Extracted data entries:
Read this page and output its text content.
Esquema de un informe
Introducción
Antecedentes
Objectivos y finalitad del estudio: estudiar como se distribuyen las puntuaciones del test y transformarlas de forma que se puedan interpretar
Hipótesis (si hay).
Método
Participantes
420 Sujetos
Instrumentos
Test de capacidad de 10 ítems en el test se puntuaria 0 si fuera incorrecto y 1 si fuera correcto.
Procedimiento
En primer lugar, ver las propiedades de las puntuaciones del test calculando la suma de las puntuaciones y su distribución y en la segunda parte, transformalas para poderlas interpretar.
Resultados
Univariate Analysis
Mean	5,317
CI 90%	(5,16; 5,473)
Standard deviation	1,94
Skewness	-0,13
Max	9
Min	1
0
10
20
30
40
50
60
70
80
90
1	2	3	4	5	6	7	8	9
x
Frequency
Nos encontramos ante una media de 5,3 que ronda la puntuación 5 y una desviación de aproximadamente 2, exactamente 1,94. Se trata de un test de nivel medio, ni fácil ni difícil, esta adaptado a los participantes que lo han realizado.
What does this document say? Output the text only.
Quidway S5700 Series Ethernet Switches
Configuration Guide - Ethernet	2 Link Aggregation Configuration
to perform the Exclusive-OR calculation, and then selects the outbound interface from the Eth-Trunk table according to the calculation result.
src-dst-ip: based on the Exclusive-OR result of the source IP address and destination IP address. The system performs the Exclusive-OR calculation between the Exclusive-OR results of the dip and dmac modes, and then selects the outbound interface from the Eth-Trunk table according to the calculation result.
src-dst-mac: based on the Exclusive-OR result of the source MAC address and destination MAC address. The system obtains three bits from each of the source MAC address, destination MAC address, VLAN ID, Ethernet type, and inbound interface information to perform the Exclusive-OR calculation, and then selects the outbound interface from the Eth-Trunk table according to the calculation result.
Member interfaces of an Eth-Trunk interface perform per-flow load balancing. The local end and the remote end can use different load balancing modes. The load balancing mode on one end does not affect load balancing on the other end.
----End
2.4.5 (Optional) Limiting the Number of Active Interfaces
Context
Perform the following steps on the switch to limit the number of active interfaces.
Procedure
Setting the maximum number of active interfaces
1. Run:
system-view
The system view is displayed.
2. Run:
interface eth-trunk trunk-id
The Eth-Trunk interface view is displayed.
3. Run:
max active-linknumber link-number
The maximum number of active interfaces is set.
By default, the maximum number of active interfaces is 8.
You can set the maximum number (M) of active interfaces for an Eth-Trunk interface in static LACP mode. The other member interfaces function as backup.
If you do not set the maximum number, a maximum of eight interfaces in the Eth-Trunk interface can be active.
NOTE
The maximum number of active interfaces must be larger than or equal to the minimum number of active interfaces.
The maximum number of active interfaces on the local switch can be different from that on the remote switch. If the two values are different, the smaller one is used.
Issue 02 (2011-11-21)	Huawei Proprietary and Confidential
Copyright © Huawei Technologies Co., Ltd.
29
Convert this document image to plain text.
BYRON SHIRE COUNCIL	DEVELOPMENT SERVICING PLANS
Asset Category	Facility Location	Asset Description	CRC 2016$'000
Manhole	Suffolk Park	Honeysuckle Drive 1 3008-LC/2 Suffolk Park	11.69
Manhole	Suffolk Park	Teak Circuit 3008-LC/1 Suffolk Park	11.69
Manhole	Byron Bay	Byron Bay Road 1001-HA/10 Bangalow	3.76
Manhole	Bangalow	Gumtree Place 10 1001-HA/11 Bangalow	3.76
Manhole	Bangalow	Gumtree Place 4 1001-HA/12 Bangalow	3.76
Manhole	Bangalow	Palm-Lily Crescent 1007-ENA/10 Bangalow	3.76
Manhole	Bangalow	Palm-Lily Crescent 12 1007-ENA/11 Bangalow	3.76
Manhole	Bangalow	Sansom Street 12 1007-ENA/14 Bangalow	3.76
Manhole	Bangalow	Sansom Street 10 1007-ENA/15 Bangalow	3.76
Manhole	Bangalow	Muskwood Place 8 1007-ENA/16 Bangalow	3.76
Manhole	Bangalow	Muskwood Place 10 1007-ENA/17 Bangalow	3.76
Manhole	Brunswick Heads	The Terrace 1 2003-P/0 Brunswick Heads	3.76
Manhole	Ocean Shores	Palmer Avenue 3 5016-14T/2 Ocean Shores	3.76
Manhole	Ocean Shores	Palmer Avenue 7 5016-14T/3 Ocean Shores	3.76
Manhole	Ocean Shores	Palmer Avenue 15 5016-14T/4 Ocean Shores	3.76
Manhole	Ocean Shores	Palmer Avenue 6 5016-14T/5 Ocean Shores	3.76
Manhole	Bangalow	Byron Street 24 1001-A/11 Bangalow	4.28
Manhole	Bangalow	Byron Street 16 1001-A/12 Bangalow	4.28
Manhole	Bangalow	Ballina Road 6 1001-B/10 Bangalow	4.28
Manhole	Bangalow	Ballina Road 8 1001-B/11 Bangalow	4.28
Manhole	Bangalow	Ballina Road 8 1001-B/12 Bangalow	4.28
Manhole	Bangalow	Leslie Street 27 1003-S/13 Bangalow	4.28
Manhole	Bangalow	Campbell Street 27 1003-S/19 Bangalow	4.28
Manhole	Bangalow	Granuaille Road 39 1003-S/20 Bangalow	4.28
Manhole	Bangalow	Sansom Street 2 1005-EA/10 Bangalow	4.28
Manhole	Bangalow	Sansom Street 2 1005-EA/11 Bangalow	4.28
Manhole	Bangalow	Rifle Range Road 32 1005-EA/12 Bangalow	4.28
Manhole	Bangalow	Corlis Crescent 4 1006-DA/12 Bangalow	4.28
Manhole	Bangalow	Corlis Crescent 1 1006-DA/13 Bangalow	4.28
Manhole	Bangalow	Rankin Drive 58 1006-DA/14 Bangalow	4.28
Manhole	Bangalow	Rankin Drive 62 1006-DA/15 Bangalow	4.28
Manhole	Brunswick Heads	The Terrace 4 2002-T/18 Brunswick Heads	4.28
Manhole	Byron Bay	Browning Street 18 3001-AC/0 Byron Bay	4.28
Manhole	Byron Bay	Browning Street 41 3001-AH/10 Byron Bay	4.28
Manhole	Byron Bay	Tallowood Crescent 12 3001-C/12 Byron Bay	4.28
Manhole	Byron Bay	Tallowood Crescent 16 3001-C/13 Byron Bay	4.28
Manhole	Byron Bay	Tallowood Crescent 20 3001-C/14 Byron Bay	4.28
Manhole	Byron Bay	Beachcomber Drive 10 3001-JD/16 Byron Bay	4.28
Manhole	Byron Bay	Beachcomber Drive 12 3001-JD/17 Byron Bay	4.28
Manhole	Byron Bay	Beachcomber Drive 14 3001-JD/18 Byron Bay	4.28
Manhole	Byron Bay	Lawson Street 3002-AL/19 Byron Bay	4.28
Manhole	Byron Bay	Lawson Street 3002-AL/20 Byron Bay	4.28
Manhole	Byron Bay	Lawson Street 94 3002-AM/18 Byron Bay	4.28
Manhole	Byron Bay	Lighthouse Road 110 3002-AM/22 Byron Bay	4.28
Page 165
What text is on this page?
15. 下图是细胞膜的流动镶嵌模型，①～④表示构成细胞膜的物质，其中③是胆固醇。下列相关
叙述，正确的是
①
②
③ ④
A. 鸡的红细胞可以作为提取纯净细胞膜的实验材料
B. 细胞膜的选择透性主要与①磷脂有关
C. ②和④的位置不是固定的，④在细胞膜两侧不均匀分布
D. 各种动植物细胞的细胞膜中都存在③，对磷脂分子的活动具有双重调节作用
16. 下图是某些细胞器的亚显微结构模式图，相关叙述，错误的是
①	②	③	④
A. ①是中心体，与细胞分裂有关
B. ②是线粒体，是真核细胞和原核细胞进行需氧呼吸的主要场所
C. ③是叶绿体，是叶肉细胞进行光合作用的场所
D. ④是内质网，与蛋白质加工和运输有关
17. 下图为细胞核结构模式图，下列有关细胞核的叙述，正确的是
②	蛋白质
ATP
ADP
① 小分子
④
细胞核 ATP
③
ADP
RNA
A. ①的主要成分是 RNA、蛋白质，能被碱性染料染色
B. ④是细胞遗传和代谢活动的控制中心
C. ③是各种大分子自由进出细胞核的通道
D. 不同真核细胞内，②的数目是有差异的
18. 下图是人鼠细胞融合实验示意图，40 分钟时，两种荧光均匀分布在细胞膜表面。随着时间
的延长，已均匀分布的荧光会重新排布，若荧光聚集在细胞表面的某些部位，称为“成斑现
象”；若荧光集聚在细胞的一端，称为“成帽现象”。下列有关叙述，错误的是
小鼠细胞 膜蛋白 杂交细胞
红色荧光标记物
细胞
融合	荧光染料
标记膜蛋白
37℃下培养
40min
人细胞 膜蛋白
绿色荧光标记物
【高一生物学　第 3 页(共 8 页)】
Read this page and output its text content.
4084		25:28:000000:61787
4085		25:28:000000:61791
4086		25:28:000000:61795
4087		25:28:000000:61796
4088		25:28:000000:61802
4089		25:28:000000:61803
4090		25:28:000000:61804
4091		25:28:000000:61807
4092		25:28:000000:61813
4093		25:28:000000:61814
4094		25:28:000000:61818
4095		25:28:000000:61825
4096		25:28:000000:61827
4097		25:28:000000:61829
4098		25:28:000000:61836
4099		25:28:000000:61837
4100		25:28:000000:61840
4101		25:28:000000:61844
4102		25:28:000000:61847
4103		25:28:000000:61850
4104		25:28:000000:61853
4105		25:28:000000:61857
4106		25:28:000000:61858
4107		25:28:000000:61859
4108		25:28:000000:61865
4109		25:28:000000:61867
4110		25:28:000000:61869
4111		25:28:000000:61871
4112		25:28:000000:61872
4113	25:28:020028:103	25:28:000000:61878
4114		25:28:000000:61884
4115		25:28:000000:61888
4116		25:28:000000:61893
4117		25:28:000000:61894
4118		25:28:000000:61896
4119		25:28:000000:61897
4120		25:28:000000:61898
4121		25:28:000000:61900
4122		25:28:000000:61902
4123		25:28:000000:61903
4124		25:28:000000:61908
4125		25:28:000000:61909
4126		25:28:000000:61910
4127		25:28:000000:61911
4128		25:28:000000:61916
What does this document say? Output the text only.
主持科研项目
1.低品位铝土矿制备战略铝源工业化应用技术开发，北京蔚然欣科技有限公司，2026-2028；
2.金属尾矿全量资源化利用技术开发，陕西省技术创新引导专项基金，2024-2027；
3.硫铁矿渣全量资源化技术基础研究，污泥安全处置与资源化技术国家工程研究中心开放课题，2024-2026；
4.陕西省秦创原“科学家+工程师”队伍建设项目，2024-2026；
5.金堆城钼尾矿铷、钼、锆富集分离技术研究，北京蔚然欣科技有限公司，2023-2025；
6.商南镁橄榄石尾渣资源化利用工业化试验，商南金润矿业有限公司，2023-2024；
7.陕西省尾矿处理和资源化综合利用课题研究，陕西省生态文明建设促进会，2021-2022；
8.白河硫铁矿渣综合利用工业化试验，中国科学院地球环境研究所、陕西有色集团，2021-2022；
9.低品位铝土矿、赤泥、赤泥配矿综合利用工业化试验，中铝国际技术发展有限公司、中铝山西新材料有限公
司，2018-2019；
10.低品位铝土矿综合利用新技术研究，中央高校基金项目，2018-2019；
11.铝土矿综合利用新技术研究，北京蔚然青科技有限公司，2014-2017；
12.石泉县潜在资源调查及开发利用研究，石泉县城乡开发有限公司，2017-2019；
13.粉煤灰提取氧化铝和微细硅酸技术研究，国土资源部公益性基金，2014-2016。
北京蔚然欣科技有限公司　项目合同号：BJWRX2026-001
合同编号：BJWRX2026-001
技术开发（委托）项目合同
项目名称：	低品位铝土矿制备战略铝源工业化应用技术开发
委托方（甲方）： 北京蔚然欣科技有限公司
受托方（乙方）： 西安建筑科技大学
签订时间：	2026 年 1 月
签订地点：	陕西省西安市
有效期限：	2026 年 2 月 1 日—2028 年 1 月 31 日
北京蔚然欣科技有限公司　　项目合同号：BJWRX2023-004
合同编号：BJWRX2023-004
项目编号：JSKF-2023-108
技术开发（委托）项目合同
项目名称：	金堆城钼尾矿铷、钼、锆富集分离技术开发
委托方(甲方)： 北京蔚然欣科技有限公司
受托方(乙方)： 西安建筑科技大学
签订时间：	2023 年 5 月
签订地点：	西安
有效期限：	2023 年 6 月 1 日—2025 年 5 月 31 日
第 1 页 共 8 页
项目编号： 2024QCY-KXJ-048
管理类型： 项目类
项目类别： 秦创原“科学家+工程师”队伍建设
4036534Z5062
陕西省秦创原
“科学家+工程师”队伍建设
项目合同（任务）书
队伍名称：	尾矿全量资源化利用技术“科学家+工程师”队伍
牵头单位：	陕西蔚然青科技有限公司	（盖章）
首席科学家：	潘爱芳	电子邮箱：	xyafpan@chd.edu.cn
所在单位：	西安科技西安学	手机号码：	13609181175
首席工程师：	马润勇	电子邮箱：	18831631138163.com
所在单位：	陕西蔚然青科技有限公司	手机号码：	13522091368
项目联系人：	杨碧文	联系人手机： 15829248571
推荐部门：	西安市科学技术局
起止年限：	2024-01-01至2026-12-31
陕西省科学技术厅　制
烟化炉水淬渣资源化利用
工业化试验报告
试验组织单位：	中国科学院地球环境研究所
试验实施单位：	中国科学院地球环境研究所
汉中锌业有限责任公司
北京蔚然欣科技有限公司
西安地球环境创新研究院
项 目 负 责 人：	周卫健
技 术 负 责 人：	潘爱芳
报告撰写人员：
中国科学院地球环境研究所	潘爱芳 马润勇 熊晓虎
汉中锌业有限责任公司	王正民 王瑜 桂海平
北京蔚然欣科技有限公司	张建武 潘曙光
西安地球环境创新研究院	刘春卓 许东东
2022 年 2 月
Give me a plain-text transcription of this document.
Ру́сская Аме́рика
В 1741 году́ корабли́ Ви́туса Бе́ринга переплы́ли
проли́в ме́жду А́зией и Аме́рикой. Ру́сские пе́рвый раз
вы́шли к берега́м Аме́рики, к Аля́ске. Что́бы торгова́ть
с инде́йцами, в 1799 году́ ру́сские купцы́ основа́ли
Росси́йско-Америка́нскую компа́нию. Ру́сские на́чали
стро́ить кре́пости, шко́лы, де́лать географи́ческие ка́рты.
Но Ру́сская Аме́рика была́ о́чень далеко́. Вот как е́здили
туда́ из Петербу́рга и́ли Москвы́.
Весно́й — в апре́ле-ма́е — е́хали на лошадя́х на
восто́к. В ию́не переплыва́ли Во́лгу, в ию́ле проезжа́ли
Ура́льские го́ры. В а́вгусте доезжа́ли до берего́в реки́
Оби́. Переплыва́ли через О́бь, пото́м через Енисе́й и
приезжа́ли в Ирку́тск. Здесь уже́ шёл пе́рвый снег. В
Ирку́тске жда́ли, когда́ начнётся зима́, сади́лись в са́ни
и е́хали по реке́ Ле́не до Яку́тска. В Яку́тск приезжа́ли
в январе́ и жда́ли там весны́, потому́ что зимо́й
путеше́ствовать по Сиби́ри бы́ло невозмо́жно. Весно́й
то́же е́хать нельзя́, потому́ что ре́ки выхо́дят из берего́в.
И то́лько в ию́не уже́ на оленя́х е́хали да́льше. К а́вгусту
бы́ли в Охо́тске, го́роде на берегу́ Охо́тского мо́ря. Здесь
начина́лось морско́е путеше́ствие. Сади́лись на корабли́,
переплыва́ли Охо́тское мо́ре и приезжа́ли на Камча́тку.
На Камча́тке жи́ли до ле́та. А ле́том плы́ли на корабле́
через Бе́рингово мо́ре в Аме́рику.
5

WORK TO DO: Copy down every line of the entries containing the word "document".

RESULT OF THE TASK:
What does this document say? Output the text only.
Convert this document image to plain text.
What does this document say? Output the text only.
Give me a plain-text transcription of this document.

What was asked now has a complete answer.